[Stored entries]
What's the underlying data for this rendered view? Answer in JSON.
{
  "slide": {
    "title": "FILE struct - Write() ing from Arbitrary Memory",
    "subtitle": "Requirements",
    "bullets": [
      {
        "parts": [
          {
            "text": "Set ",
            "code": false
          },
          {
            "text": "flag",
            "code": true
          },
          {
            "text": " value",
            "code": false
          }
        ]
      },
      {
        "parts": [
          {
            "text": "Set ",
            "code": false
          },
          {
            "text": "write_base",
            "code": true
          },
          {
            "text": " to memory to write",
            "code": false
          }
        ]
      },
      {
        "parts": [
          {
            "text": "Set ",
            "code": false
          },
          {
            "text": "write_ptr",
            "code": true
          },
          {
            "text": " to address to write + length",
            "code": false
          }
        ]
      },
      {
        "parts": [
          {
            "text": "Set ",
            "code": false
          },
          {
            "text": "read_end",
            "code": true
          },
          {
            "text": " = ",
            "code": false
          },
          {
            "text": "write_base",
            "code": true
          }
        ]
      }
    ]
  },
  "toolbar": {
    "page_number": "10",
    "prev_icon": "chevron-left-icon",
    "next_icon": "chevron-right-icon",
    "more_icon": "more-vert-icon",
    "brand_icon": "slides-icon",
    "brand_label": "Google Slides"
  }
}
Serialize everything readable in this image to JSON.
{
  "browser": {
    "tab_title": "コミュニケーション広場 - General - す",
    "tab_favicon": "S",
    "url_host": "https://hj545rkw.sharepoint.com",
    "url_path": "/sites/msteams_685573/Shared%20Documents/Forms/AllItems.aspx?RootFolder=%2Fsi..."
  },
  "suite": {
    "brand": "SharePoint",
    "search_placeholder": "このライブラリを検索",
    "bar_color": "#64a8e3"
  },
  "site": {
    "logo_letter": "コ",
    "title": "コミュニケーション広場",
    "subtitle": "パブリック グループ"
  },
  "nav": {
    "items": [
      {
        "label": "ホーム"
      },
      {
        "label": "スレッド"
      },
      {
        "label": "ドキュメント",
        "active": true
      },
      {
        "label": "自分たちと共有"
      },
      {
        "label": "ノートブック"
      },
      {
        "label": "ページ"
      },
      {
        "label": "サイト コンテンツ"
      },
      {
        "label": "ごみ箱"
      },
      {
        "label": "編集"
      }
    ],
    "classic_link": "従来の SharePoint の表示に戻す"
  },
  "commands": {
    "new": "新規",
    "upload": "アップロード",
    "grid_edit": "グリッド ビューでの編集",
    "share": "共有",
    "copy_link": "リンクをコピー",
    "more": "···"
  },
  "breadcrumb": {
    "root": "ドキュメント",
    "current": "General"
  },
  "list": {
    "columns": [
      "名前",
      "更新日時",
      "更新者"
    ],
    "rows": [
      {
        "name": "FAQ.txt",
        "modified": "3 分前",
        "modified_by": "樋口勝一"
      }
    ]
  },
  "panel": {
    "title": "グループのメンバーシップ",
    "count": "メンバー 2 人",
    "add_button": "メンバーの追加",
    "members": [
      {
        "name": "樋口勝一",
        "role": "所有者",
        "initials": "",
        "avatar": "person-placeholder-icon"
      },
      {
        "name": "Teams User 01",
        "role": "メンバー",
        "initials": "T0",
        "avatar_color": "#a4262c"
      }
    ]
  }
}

Task objective: Each entry above is to be printed again exactly.

Result for this task:
What's the underlying data for this rendered view? Answer in JSON.
{
  "slide": {
    "title": "FILE struct - Write() ing from Arbitrary Memory",
    "subtitle": "Requirements",
    "bullets": [
      {
        "parts": [
          {
            "text": "Set ",
            "code": false
          },
          {
            "text": "flag",
            "code": true
          },
          {
            "text": " value",
            "code": false
          }
        ]
      },
      {
        "parts": [
          {
            "text": "Set ",
            "code": false
          },
          {
            "text": "write_base",
            "code": true
          },
          {
            "text": " to memory to write",
            "code": false
          }
        ]
      },
      {
        "parts": [
          {
            "text": "Set ",
            "code": false
          },
          {
            "text": "write_ptr",
            "code": true
          },
          {
            "text": " to address to write + length",
            "code": false
          }
        ]
      },
      {
        "parts": [
          {
            "text": "Set ",
            "code": false
          },
          {
            "text": "read_end",
            "code": true
          },
          {
            "text": " = ",
            "code": false
          },
          {
            "text": "write_base",
            "code": true
          }
        ]
      }
    ]
  },
  "toolbar": {
    "page_number": "10",
    "prev_icon": "chevron-left-icon",
    "next_icon": "chevron-right-icon",
    "more_icon": "more-vert-icon",
    "brand_icon": "slides-icon",
    "brand_label": "Google Slides"
  }
}
Serialize everything readable in this image to JSON.
{
  "browser": {
    "tab_title": "コミュニケーション広場 - General - す",
    "tab_favicon": "S",
    "url_host": "https://hj545rkw.sharepoint.com",
    "url_path": "/sites/msteams_685573/Shared%20Documents/Forms/AllItems.aspx?RootFolder=%2Fsi..."
  },
  "suite": {
    "brand": "SharePoint",
    "search_placeholder": "このライブラリを検索",
    "bar_color": "#64a8e3"
  },
  "site": {
    "logo_letter": "コ",
    "title": "コミュニケーション広場",
    "subtitle": "パブリック グループ"
  },
  "nav": {
    "items": [
      {
        "label": "ホーム"
      },
      {
        "label": "スレッド"
      },
      {
        "label": "ドキュメント",
        "active": true
      },
      {
        "label": "自分たちと共有"
      },
      {
        "label": "ノートブック"
      },
      {
        "label": "ページ"
      },
      {
        "label": "サイト コンテンツ"
      },
      {
        "label": "ごみ箱"
      },
      {
        "label": "編集"
      }
    ],
    "classic_link": "従来の SharePoint の表示に戻す"
  },
  "commands": {
    "new": "新規",
    "upload": "アップロード",
    "grid_edit": "グリッド ビューでの編集",
    "share": "共有",
    "copy_link": "リンクをコピー",
    "more": "···"
  },
  "breadcrumb": {
    "root": "ドキュメント",
    "current": "General"
  },
  "list": {
    "columns": [
      "名前",
      "更新日時",
      "更新者"
    ],
    "rows": [
      {
        "name": "FAQ.txt",
        "modified": "3 分前",
        "modified_by": "樋口勝一"
      }
    ]
  },
  "panel": {
    "title": "グループのメンバーシップ",
    "count": "メンバー 2 人",
    "add_button": "メンバーの追加",
    "members": [
      {
        "name": "樋口勝一",
        "role": "所有者",
        "initials": "",
        "avatar": "person-placeholder-icon"
      },
      {
        "name": "Teams User 01",
        "role": "メンバー",
        "initials": "T0",
        "avatar_color": "#a4262c"
      }
    ]
  }
}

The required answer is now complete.